**Set task:** Every record should be written out exactly, please.

**Input for this task:**
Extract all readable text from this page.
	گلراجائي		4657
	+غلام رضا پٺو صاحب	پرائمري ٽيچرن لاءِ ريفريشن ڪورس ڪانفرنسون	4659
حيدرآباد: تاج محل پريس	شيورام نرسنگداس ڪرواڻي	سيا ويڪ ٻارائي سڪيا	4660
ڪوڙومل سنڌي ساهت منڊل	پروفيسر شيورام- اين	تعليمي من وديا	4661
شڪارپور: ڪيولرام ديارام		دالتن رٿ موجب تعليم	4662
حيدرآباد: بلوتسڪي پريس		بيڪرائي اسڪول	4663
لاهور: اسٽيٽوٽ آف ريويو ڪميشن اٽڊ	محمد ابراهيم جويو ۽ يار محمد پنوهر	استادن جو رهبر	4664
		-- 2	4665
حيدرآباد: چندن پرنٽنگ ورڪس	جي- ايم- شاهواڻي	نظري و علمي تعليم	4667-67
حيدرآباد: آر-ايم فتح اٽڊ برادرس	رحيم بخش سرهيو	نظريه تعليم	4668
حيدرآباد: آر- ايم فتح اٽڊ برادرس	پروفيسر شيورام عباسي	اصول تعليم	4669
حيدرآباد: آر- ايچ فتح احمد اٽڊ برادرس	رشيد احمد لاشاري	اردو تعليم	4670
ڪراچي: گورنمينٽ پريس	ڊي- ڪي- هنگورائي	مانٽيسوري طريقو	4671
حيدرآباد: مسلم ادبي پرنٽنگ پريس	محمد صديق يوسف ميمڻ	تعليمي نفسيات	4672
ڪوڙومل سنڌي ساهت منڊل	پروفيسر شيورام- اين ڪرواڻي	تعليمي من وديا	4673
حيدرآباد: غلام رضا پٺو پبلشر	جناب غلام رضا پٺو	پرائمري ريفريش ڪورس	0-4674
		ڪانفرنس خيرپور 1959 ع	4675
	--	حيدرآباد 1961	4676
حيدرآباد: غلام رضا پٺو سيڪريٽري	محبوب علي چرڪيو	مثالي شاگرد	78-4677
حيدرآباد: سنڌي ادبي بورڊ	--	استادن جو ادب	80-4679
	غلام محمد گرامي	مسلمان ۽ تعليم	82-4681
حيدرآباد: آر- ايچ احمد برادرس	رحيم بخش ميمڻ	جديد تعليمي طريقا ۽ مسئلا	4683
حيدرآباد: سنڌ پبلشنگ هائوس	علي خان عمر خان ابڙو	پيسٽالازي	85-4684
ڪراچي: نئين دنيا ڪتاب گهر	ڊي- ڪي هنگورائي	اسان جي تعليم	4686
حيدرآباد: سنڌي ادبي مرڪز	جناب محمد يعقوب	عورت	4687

**Written answer:**
Extract all readable text from this page.
	گلراجائي		4657
	+غلام رضا پٺو صاحب	پرائمري ٽيچرن لاءِ ريفريشن ڪورس ڪانفرنسون	4659
حيدرآباد: تاج محل پريس	شيورام نرسنگداس ڪرواڻي	سيا ويڪ ٻارائي سڪيا	4660
ڪوڙومل سنڌي ساهت منڊل	پروفيسر شيورام- اين	تعليمي من وديا	4661
شڪارپور: ڪيولرام ديارام		دالتن رٿ موجب تعليم	4662
حيدرآباد: بلوتسڪي پريس		بيڪرائي اسڪول	4663
لاهور: اسٽيٽوٽ آف ريويو ڪميشن اٽڊ	محمد ابراهيم جويو ۽ يار محمد پنوهر	استادن جو رهبر	4664
		-- 2	4665
حيدرآباد: چندن پرنٽنگ ورڪس	جي- ايم- شاهواڻي	نظري و علمي تعليم	4667-67
حيدرآباد: آر-ايم فتح اٽڊ برادرس	رحيم بخش سرهيو	نظريه تعليم	4668
حيدرآباد: آر- ايم فتح اٽڊ برادرس	پروفيسر شيورام عباسي	اصول تعليم	4669
حيدرآباد: آر- ايچ فتح احمد اٽڊ برادرس	رشيد احمد لاشاري	اردو تعليم	4670
ڪراچي: گورنمينٽ پريس	ڊي- ڪي- هنگورائي	مانٽيسوري طريقو	4671
حيدرآباد: مسلم ادبي پرنٽنگ پريس	محمد صديق يوسف ميمڻ	تعليمي نفسيات	4672
ڪوڙومل سنڌي ساهت منڊل	پروفيسر شيورام- اين ڪرواڻي	تعليمي من وديا	4673
حيدرآباد: غلام رضا پٺو پبلشر	جناب غلام رضا پٺو	پرائمري ريفريش ڪورس	0-4674
		ڪانفرنس خيرپور 1959 ع	4675
	--	حيدرآباد 1961	4676
حيدرآباد: غلام رضا پٺو سيڪريٽري	محبوب علي چرڪيو	مثالي شاگرد	78-4677
حيدرآباد: سنڌي ادبي بورڊ	--	استادن جو ادب	80-4679
	غلام محمد گرامي	مسلمان ۽ تعليم	82-4681
حيدرآباد: آر- ايچ احمد برادرس	رحيم بخش ميمڻ	جديد تعليمي طريقا ۽ مسئلا	4683
حيدرآباد: سنڌ پبلشنگ هائوس	علي خان عمر خان ابڙو	پيسٽالازي	85-4684
ڪراچي: نئين دنيا ڪتاب گهر	ڊي- ڪي هنگورائي	اسان جي تعليم	4686
حيدرآباد: سنڌي ادبي مرڪز	جناب محمد يعقوب	عورت	4687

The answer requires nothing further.